TASK TO CARRY OUT:
Quote the entries in full, character for character, without their images.

TASK INPUTS:
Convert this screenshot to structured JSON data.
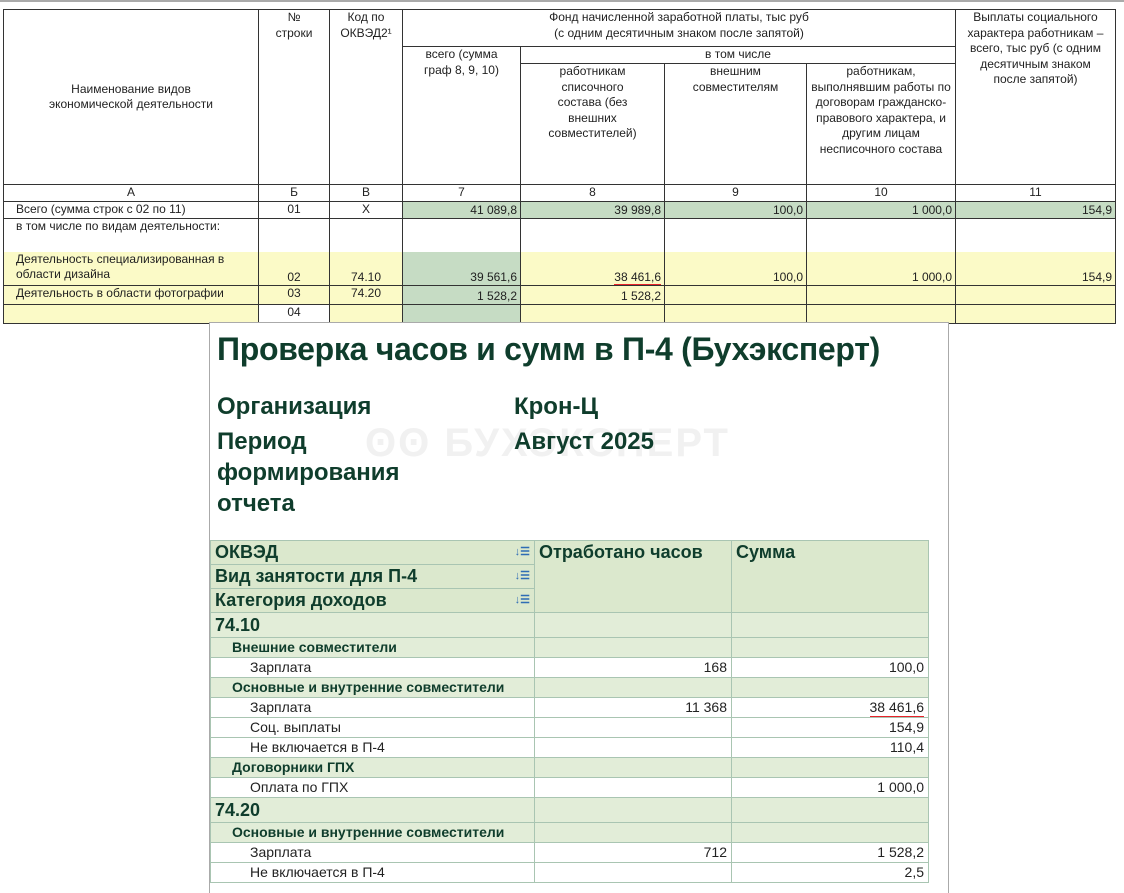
{
  "form": {
    "headers": {
      "name": "Наименование видов экономической деятельности",
      "row_no": "№ строки",
      "okved": "Код по ОКВЭД2¹",
      "fund": "Фонд начисленной заработной платы, тыс руб (с одним десятичным знаком после запятой)",
      "total": "всего (сумма граф 8, 9, 10)",
      "including": "в том числе",
      "staff": "работникам списочного состава (без внешних совместителей)",
      "external": "внешним совместителям",
      "gph": "работникам, выполнявшим работы по договорам гражданско-правового характера, и другим лицам несписочного состава",
      "social": "Выплаты социального характера работникам – всего, тыс руб (с одним десятичным знаком после запятой)"
    },
    "col_letters": [
      "А",
      "Б",
      "В",
      "7",
      "8",
      "9",
      "10",
      "11"
    ],
    "rows": [
      {
        "name": "Всего (сумма строк с 02 по 11)",
        "no": "01",
        "okved": "Х",
        "c7": "41 089,8",
        "c8": "39 989,8",
        "c9": "100,0",
        "c10": "1 000,0",
        "c11": "154,9"
      },
      {
        "pre": "в том числе по видам деятельности:",
        "name": "Деятельность специализированная в области дизайна",
        "no": "02",
        "okved": "74.10",
        "c7": "39 561,6",
        "c8": "38 461,6",
        "c9": "100,0",
        "c10": "1 000,0",
        "c11": "154,9"
      },
      {
        "name": "Деятельность в области фотографии",
        "no": "03",
        "okved": "74.20",
        "c7": "1 528,2",
        "c8": "1 528,2",
        "c9": "",
        "c10": "",
        "c11": ""
      },
      {
        "name": "",
        "no": "04",
        "okved": "",
        "c7": "",
        "c8": "",
        "c9": "",
        "c10": "",
        "c11": ""
      }
    ]
  },
  "report": {
    "title": "Проверка часов и сумм в П-4 (Бухэксперт)",
    "org_label": "Организация",
    "org_value": "Крон-Ц",
    "period_label": "Период формирования отчета",
    "period_value": "Август 2025",
    "watermark": "БУХЭКСПЕРТ",
    "columns": {
      "okved": "ОКВЭД",
      "employment": "Вид занятости для П-4",
      "category": "Категория доходов",
      "hours": "Отработано часов",
      "sum": "Сумма"
    },
    "rows": [
      {
        "type": "okved",
        "label": "74.10",
        "hours": "",
        "sum": ""
      },
      {
        "type": "sub",
        "label": "Внешние совместители",
        "hours": "",
        "sum": ""
      },
      {
        "type": "item",
        "label": "Зарплата",
        "hours": "168",
        "sum": "100,0"
      },
      {
        "type": "sub",
        "label": "Основные и внутренние совместители",
        "hours": "",
        "sum": ""
      },
      {
        "type": "item",
        "label": "Зарплата",
        "hours": "11 368",
        "sum": "38 461,6"
      },
      {
        "type": "item",
        "label": "Соц. выплаты",
        "hours": "",
        "sum": "154,9"
      },
      {
        "type": "item",
        "label": "Не включается в П-4",
        "hours": "",
        "sum": "110,4"
      },
      {
        "type": "sub",
        "label": "Договорники ГПХ",
        "hours": "",
        "sum": ""
      },
      {
        "type": "item",
        "label": "Оплата по ГПХ",
        "hours": "",
        "sum": "1 000,0"
      },
      {
        "type": "okved",
        "label": "74.20",
        "hours": "",
        "sum": ""
      },
      {
        "type": "sub",
        "label": "Основные и внутренние совместители",
        "hours": "",
        "sum": ""
      },
      {
        "type": "item",
        "label": "Зарплата",
        "hours": "712",
        "sum": "1 528,2"
      },
      {
        "type": "item",
        "label": "Не включается в П-4",
        "hours": "",
        "sum": "2,5"
      }
    ]
  }
}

WRITTEN SOLUTION:
Convert this screenshot to structured JSON data.
{
  "form": {
    "headers": {
      "name": "Наименование видов экономической деятельности",
      "row_no": "№ строки",
      "okved": "Код по ОКВЭД2¹",
      "fund": "Фонд начисленной заработной платы, тыс руб (с одним десятичным знаком после запятой)",
      "total": "всего (сумма граф 8, 9, 10)",
      "including": "в том числе",
      "staff": "работникам списочного состава (без внешних совместителей)",
      "external": "внешним совместителям",
      "gph": "работникам, выполнявшим работы по договорам гражданско-правового характера, и другим лицам несписочного состава",
      "social": "Выплаты социального характера работникам – всего, тыс руб (с одним десятичным знаком после запятой)"
    },
    "col_letters": [
      "А",
      "Б",
      "В",
      "7",
      "8",
      "9",
      "10",
      "11"
    ],
    "rows": [
      {
        "name": "Всего (сумма строк с 02 по 11)",
        "no": "01",
        "okved": "Х",
        "c7": "41 089,8",
        "c8": "39 989,8",
        "c9": "100,0",
        "c10": "1 000,0",
        "c11": "154,9"
      },
      {
        "pre": "в том числе по видам деятельности:",
        "name": "Деятельность специализированная в области дизайна",
        "no": "02",
        "okved": "74.10",
        "c7": "39 561,6",
        "c8": "38 461,6",
        "c9": "100,0",
        "c10": "1 000,0",
        "c11": "154,9"
      },
      {
        "name": "Деятельность в области фотографии",
        "no": "03",
        "okved": "74.20",
        "c7": "1 528,2",
        "c8": "1 528,2",
        "c9": "",
        "c10": "",
        "c11": ""
      },
      {
        "name": "",
        "no": "04",
        "okved": "",
        "c7": "",
        "c8": "",
        "c9": "",
        "c10": "",
        "c11": ""
      }
    ]
  },
  "report": {
    "title": "Проверка часов и сумм в П-4 (Бухэксперт)",
    "org_label": "Организация",
    "org_value": "Крон-Ц",
    "period_label": "Период формирования отчета",
    "period_value": "Август 2025",
    "watermark": "БУХЭКСПЕРТ",
    "columns": {
      "okved": "ОКВЭД",
      "employment": "Вид занятости для П-4",
      "category": "Категория доходов",
      "hours": "Отработано часов",
      "sum": "Сумма"
    },
    "rows": [
      {
        "type": "okved",
        "label": "74.10",
        "hours": "",
        "sum": ""
      },
      {
        "type": "sub",
        "label": "Внешние совместители",
        "hours": "",
        "sum": ""
      },
      {
        "type": "item",
        "label": "Зарплата",
        "hours": "168",
        "sum": "100,0"
      },
      {
        "type": "sub",
        "label": "Основные и внутренние совместители",
        "hours": "",
        "sum": ""
      },
      {
        "type": "item",
        "label": "Зарплата",
        "hours": "11 368",
        "sum": "38 461,6"
      },
      {
        "type": "item",
        "label": "Соц. выплаты",
        "hours": "",
        "sum": "154,9"
      },
      {
        "type": "item",
        "label": "Не включается в П-4",
        "hours": "",
        "sum": "110,4"
      },
      {
        "type": "sub",
        "label": "Договорники ГПХ",
        "hours": "",
        "sum": ""
      },
      {
        "type": "item",
        "label": "Оплата по ГПХ",
        "hours": "",
        "sum": "1 000,0"
      },
      {
        "type": "okved",
        "label": "74.20",
        "hours": "",
        "sum": ""
      },
      {
        "type": "sub",
        "label": "Основные и внутренние совместители",
        "hours": "",
        "sum": ""
      },
      {
        "type": "item",
        "label": "Зарплата",
        "hours": "712",
        "sum": "1 528,2"
      },
      {
        "type": "item",
        "label": "Не включается в П-4",
        "hours": "",
        "sum": "2,5"
      }
    ]
  }
}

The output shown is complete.